[Collected data entries]
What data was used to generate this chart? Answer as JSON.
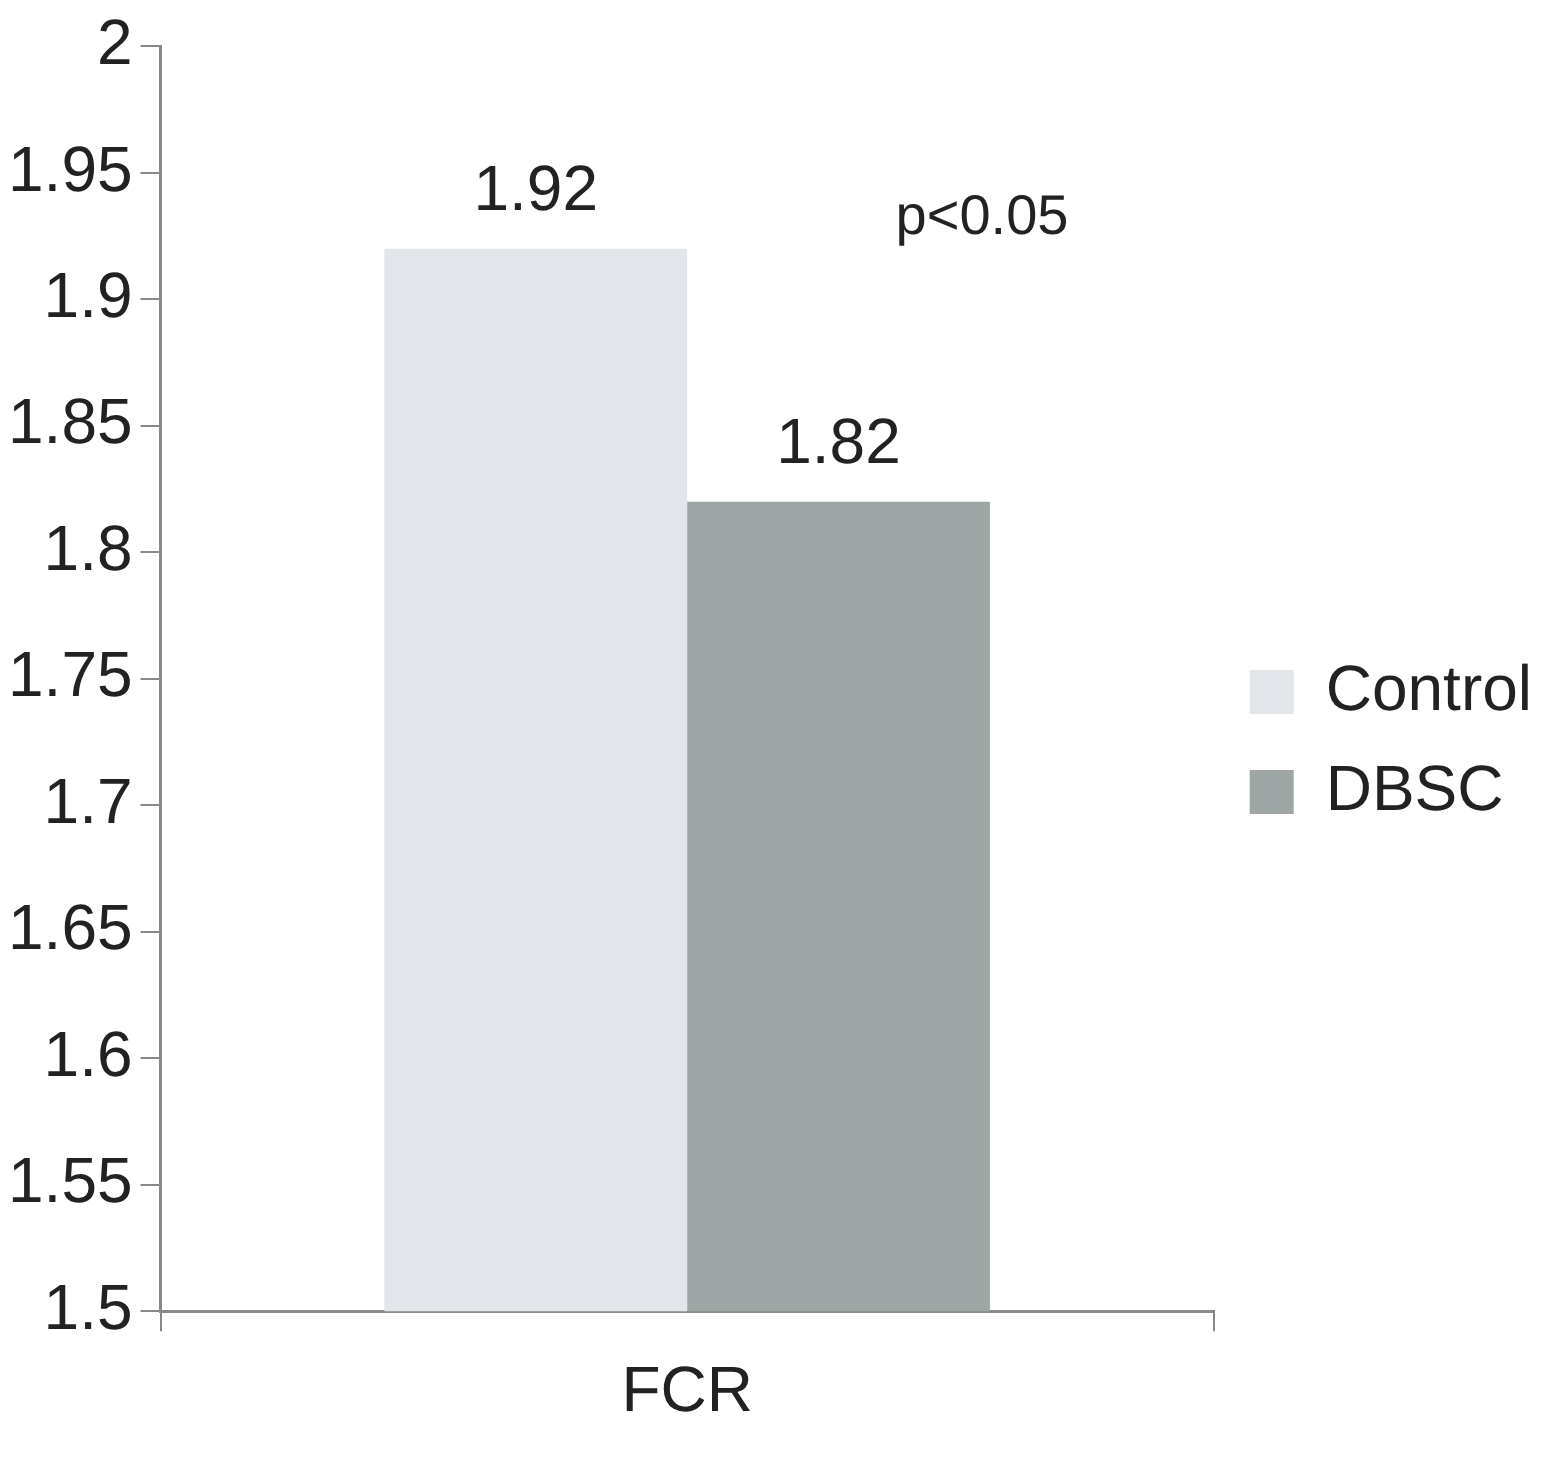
{
  "chart_data": {
    "type": "bar",
    "categories": [
      "FCR"
    ],
    "series": [
      {
        "name": "Control",
        "color": "#e2e5ea",
        "values": [
          1.92
        ]
      },
      {
        "name": "DBSC",
        "color": "#9ea5a5",
        "values": [
          1.82
        ]
      }
    ],
    "ylim": [
      1.5,
      2
    ],
    "yticks": [
      1.5,
      1.55,
      1.6,
      1.65,
      1.7,
      1.75,
      1.8,
      1.85,
      1.9,
      1.95,
      2
    ],
    "data_labels": true,
    "annotations": [
      "p<0.05"
    ],
    "legend": "right",
    "grid": false
  }
}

▶ _What you are asked to do_:
Extract the full listing above verbatim; pictures are to be left out of the copy.

▶ _Response to the exercise_:
What data was used to generate this chart? Answer as JSON.
{
  "chart_data": {
    "type": "bar",
    "categories": [
      "FCR"
    ],
    "series": [
      {
        "name": "Control",
        "color": "#e2e5ea",
        "values": [
          1.92
        ]
      },
      {
        "name": "DBSC",
        "color": "#9ea5a5",
        "values": [
          1.82
        ]
      }
    ],
    "ylim": [
      1.5,
      2
    ],
    "yticks": [
      1.5,
      1.55,
      1.6,
      1.65,
      1.7,
      1.75,
      1.8,
      1.85,
      1.9,
      1.95,
      2
    ],
    "data_labels": true,
    "annotations": [
      "p<0.05"
    ],
    "legend": "right",
    "grid": false
  }
}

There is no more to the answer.